### Seção do texto

Invasões de terra: mais um esqueleto para os contribuintes
Cândido Mendes Prunes
Vice-presidente do Instituto Liberal
O direito de propriedade no Brasil sofreu uma série de limitações legais nos últimos anos. Tanto a Constituição Federal, de 1988, quanto o novo Código Civil, de 2002, subordinam esse direito ao cumprimento de uma “função social” que não está definida em nenhum lugar. Esse movimento para restringir o direito de propriedade não é novo, e se insere num contexto político mais amplo de implementação gradual de um regime socialista no Brasil. Ainda que o direito de propriedade tenha legalmente se fragilizado, algumas regras jurídicas ainda o protegem teoricamente. Mas elas se tornaram praticamente letra morta, como se verá a seguir. A conseqüência dessa situação é que a médio e longo prazos o contribuinte será chamado para pagar pelos prejuízos causados pela ação dos movimentos dos sem-terra e pela omissão das autoridades.
Foi graças a um ambiente legal complacente com violações ao direito de propriedade que surgiram movimentos como o do MST. Fazendas por todo o Brasil têm sido invadidas pelos sem-terra como parte de uma estratégia para pressionar pela desapropriação de imóveis rurais. Essas invasões causam enormes prejuízos aos proprietários, pois quase sempre há destruição de cercas, casas, plantações e matança de gado, inclusive de matrizes. Os acampamentos às vezes ocupam por meses a fio uma propriedade, impedindo que os seus legítimos donos possam até mesmo continuar morando na sua propriedade. O MST provoca com essas ações, portanto, aquilo que em direito é denominado lucro cessante (o que o proprietário deixa de ganhar) e dano emergente (o prejuízo causado pela destruição de benfeitorias e o abate de animais). A invasão da propriedade rural do ex-presidente Fernando Henrique Cardoso é um bom exemplo de que o oportunismo político dos movimentos de sem-terra anda pari passu com o vandalismo.
A situação de conflito vivida no campo torna-se mais grave devido a dois fatores. O primeiro diz respeito à dificuldade que o proprietário enfrenta para se defender de uma invasão. Ele não tem meios para exercer o direito assegurado pelo novo Código Civil (que nesse sentido repete o disposto no código anterior), em seu artigo 1210, parágrafo primeiro: “O possuidor turbado, ou esbulhado, poderá manter-se ou restituir-se por sua própria força, contanto que o faça logo; os atos de defesa, ou de desforço, não podem ir além do indispensável à manutenção ou restituição da posse”. Às vésperas do plebiscito sobre o desarmamento – ao que tudo indica a aliança entre a cegueira e o cinismo sairá vitoriosa – já é virtualmente impossível que um fazendeiro consiga se opor a invasores.
Sem armamento e munição adequados, como repelir um grupo de invasores que às vezes somam centenas de elementos? Tanto isso é verdade que não se conhece nenhum caso de propriedade invadida cujo dono sozinho tenha expulsado os malfeitores, exercendo o direito assegurado pela legislação civil.

######
### Trechos do material

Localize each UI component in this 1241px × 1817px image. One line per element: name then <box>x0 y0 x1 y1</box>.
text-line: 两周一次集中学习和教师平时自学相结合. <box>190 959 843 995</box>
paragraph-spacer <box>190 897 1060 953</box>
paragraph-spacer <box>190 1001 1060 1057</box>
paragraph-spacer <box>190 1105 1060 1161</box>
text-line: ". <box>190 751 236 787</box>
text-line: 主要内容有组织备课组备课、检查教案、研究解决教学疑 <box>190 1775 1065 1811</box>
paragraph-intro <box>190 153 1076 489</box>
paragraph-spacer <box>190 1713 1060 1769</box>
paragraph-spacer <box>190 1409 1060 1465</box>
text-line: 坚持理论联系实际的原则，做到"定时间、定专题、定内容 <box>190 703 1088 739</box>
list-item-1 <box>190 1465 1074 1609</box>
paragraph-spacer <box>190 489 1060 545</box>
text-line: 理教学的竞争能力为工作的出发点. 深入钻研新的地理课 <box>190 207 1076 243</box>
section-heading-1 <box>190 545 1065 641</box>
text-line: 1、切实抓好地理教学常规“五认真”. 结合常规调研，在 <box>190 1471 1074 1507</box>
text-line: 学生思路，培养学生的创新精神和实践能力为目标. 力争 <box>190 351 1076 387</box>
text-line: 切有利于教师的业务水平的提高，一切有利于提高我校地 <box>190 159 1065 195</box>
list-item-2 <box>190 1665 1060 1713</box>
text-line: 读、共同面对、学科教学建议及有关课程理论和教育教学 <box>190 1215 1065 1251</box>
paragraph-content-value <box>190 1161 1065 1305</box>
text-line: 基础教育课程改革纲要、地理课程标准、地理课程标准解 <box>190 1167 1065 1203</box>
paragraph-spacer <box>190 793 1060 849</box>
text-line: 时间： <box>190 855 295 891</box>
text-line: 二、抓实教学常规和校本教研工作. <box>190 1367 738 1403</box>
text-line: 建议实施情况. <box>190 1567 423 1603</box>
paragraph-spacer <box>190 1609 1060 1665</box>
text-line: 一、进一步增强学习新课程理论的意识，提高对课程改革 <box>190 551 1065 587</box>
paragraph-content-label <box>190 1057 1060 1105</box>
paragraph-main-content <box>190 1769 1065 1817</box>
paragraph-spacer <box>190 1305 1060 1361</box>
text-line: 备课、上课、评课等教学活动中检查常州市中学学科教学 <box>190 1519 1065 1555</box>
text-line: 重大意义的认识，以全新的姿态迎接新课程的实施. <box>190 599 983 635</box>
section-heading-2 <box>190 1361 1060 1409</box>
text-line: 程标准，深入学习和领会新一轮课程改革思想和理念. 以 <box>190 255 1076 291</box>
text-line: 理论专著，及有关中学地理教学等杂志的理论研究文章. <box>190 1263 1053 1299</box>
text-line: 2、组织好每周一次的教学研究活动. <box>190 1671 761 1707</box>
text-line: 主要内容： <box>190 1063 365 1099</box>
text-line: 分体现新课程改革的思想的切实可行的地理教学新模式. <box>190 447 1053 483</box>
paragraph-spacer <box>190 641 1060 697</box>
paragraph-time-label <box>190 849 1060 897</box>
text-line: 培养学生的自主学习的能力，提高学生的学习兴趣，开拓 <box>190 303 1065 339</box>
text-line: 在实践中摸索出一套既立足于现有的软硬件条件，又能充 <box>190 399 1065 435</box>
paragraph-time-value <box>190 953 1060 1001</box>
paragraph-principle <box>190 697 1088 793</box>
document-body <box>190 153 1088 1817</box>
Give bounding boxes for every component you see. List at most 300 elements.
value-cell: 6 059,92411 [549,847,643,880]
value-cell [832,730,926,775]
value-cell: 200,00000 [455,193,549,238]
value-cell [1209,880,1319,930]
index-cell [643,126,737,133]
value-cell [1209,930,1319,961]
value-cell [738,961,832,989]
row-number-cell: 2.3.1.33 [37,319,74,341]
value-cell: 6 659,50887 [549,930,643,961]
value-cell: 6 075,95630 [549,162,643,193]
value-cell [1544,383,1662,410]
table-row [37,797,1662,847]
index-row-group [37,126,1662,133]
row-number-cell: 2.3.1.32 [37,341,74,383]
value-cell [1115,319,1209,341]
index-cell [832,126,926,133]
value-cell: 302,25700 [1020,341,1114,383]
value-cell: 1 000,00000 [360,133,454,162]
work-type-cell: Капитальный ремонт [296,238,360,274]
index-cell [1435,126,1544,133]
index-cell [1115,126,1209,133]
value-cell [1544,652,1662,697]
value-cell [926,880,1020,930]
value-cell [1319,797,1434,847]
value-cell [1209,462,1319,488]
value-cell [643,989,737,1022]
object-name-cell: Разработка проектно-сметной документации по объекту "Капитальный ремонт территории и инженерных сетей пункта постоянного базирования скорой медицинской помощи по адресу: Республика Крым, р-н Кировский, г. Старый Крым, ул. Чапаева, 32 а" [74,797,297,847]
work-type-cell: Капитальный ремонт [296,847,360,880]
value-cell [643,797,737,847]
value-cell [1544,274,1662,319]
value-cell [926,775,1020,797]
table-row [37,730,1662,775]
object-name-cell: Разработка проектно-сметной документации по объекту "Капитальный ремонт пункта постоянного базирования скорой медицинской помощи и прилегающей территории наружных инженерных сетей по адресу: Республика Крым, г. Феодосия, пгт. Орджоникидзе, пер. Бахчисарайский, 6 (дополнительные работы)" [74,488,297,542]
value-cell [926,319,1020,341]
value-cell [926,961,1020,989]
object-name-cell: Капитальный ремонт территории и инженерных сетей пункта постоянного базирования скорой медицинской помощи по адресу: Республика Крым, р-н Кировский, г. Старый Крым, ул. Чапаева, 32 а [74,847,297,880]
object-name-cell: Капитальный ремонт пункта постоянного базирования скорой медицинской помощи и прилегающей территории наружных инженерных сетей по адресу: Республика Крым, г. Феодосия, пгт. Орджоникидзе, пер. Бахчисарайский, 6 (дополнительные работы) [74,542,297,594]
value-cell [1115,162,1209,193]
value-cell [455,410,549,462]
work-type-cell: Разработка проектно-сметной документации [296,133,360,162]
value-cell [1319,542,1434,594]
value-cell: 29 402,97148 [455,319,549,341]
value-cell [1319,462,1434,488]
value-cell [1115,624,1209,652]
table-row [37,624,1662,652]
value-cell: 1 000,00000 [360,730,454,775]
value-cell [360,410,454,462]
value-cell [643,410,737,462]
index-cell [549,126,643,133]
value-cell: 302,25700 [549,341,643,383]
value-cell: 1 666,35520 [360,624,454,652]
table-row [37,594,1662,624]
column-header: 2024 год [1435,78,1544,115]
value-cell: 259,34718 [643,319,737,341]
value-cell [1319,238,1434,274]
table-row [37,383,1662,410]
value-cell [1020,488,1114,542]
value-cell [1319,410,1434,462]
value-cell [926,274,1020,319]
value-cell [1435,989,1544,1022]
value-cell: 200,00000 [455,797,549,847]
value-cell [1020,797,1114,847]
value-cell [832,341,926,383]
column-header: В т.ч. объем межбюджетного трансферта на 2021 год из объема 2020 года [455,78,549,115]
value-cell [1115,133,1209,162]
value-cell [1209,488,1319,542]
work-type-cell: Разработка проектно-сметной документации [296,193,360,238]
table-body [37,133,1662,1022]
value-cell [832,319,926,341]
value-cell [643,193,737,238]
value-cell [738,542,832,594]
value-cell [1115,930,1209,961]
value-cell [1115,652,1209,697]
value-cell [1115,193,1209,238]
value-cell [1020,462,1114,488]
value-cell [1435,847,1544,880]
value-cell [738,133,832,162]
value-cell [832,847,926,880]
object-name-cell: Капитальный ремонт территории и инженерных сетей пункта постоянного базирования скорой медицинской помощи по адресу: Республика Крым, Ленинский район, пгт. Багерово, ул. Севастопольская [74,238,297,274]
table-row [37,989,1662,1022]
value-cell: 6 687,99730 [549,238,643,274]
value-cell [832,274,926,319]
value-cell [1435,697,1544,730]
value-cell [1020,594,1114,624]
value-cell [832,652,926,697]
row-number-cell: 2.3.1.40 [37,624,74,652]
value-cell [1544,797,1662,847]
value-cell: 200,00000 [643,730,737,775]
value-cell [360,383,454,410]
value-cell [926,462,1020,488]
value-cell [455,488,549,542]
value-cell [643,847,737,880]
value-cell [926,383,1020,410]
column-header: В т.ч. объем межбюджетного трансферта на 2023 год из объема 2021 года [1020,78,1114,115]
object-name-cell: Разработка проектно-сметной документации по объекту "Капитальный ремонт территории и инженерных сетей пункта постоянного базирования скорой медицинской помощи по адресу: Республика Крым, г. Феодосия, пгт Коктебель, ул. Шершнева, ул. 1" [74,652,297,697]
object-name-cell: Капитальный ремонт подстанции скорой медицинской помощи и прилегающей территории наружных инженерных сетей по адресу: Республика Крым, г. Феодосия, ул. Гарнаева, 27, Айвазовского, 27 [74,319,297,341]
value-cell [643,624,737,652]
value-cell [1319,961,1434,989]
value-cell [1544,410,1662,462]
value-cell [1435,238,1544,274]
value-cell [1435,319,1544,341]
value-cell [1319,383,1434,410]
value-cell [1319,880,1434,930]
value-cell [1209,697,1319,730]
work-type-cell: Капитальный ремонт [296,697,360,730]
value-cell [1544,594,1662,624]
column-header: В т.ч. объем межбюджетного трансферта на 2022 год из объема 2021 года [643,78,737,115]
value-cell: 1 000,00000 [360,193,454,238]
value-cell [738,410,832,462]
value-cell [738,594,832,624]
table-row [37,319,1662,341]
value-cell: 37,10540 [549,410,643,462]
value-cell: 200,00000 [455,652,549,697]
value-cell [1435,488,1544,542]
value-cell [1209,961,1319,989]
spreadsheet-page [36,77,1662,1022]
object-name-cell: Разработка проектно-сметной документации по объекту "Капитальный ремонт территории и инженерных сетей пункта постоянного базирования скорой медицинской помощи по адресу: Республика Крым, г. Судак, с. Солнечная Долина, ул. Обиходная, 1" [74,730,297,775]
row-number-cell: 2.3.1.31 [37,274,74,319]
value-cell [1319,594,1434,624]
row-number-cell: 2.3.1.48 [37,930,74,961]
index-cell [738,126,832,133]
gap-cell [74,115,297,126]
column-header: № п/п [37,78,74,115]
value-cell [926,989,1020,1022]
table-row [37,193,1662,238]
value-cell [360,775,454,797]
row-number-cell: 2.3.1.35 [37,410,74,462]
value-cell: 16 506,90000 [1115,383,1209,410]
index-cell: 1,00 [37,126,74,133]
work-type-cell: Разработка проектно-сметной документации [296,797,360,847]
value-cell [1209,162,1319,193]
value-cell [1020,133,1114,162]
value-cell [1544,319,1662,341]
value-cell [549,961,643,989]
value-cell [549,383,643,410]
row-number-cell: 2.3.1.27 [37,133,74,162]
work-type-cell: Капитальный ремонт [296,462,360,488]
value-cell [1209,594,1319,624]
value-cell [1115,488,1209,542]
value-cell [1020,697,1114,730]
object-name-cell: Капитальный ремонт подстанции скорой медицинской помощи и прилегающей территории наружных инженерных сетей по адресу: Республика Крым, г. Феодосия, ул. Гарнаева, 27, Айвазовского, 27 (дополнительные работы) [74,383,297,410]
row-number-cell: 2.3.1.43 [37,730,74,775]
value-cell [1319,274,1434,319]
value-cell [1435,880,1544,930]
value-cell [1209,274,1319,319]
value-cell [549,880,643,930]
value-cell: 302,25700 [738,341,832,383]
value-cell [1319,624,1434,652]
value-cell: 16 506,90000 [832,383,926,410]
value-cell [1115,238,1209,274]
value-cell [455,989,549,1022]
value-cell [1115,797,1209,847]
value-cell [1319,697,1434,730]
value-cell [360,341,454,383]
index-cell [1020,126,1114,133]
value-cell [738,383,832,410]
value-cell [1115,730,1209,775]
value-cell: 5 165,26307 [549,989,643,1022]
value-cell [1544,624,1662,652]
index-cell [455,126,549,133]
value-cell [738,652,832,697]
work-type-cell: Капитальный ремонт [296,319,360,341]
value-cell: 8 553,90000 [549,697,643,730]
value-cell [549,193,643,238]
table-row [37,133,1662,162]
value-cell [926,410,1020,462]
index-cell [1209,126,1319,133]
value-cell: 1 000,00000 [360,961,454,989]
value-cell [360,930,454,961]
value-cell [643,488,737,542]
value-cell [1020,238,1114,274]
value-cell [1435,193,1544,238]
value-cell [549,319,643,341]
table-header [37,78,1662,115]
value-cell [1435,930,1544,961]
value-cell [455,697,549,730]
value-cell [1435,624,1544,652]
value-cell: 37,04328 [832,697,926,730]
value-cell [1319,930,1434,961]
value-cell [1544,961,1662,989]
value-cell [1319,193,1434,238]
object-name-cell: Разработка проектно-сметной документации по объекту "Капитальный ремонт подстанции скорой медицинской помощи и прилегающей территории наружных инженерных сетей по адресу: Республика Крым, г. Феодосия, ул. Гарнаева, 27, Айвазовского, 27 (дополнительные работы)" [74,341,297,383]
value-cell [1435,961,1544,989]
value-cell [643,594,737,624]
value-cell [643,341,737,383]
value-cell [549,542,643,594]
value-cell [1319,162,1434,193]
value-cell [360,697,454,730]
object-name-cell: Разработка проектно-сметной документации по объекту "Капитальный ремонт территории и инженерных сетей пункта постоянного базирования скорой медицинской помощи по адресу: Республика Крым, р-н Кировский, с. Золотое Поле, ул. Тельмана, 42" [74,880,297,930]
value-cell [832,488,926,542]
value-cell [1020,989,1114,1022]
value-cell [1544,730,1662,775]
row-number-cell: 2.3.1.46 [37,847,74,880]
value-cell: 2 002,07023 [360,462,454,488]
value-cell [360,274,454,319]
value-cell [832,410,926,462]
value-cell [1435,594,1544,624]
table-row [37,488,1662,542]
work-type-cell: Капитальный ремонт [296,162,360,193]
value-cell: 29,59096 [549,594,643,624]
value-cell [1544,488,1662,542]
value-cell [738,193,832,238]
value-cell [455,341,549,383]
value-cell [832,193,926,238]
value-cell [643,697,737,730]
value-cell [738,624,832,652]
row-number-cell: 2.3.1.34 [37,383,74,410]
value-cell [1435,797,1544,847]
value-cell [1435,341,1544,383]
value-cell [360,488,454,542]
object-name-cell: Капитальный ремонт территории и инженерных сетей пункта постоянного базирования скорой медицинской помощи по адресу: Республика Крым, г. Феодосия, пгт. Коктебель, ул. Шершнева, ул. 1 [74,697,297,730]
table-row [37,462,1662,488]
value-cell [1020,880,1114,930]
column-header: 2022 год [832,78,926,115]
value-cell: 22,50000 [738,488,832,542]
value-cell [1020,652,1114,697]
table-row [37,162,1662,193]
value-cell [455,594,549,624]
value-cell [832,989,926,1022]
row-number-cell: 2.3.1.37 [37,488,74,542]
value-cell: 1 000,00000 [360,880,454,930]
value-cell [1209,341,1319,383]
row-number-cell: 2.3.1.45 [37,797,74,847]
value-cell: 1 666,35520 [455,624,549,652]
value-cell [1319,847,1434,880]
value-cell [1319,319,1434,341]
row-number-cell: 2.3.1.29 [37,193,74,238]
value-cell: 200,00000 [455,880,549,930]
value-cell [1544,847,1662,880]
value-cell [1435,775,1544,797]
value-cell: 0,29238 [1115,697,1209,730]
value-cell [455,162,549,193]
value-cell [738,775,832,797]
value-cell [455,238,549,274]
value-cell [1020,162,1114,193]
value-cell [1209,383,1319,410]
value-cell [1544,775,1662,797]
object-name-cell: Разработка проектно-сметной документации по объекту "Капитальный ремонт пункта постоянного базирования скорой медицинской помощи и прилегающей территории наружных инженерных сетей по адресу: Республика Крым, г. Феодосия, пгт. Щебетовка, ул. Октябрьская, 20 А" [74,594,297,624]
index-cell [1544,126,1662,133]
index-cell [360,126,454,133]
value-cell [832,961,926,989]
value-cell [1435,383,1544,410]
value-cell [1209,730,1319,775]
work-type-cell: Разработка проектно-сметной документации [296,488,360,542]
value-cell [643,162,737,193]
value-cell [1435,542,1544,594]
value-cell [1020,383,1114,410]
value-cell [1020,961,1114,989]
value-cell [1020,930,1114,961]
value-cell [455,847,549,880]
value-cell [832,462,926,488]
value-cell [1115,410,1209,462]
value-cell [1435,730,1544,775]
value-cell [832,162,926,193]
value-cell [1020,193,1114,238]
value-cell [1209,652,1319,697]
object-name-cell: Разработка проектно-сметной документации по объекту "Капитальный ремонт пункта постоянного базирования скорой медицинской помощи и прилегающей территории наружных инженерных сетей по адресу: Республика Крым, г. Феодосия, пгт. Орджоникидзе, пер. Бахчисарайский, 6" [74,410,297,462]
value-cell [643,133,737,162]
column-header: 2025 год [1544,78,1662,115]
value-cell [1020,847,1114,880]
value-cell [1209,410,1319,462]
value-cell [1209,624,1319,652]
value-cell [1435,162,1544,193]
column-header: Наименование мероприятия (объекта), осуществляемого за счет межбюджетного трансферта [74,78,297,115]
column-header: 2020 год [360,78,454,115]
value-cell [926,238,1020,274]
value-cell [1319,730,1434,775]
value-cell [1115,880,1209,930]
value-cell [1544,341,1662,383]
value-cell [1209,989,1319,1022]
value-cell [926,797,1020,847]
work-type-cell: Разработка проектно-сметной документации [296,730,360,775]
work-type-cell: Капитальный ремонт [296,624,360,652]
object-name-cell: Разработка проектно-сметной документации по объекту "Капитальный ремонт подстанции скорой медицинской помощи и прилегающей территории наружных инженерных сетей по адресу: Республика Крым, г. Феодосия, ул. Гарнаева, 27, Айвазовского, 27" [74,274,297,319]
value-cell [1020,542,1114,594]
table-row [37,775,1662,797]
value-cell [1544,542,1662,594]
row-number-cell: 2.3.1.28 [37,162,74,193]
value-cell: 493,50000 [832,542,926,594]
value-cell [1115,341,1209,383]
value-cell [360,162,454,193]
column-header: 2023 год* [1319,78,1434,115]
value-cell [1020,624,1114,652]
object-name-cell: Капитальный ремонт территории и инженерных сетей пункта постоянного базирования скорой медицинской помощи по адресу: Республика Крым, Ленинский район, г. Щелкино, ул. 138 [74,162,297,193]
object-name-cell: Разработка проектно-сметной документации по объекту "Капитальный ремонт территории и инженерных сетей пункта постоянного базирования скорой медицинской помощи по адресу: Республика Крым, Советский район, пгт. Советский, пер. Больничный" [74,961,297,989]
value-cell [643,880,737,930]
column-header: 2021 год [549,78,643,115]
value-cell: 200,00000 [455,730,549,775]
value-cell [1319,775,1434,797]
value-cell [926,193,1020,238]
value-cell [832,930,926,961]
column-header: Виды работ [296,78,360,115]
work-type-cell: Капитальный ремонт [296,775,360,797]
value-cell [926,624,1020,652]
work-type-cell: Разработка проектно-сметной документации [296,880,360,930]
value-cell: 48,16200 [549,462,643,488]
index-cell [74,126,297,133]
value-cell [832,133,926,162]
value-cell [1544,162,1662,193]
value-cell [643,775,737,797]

######

#### [Lista de tarefas]
1/ Segundo o texto sobre invasões de terra, a que a Constituição Federal de 1988 e o novo Código Civil de 2002 subordinam o direito de propriedade?
2/ Explique, com base no texto sobre invasões de terra, por que essas invasões causam enormes prejuízos aos proprietários.
3/ Retome o texto sobre invasões de terra a partir do ponto em que ele termina.

#### [Respostas por tarefa]
1/ Ao cumprimento de uma "função social" que não está definida em nenhum lugar.

2/ Porque quase sempre há destruição de cercas, casas, plantações e matança de gado, inclusive de matrizes. Isso gera o que em direito se chama dano emergente, o prejuízo causado pela destruição de benfeitorias e pelo abate de animais.

3/
O segundo fator que conspira contra o legítimo exercício do direito de propriedade é o despreparo e a falta de meios das forças policiais para enfrentar os casos de invasões. O problema já é antigo, e vem ganhando gravidade sem que os estados da Federação tenham equipado e treinado as polícias para assegurar o direito estabelecido no mesmo artigo 1210, caput: “O possuidor tem direito a ser mantido na posse em caso de turbação, restituído no de esbulho e segurado de violência iminente, se tiver justo receio de ser molestado” (o grifo é nosso, para indicar que se trata de uma inovação do Código Civil). Ora, quem tem a obrigação de manter, restituir e segurar o proprietário contra a violência é o Estado.
Teoricamente, o dono de um imóvel rural que avisar a polícia sobre a ameaça de invasão contra a sua propriedade coloca o Estado na obrigação legal de impedir que isso aconteça. Mas isso é de fato, hoje, mera teoria. O Estado não só tem se revelado incapaz de impedir uma invasão como se mostrado inepto até mesmo para restituir a posse em casos de ordem judicial. Essa omissão injustificável dá à vítima de uma invasão o direito de obter do Estado uma indenização pelos prejuízos sofridos. E isso não é mera teoria.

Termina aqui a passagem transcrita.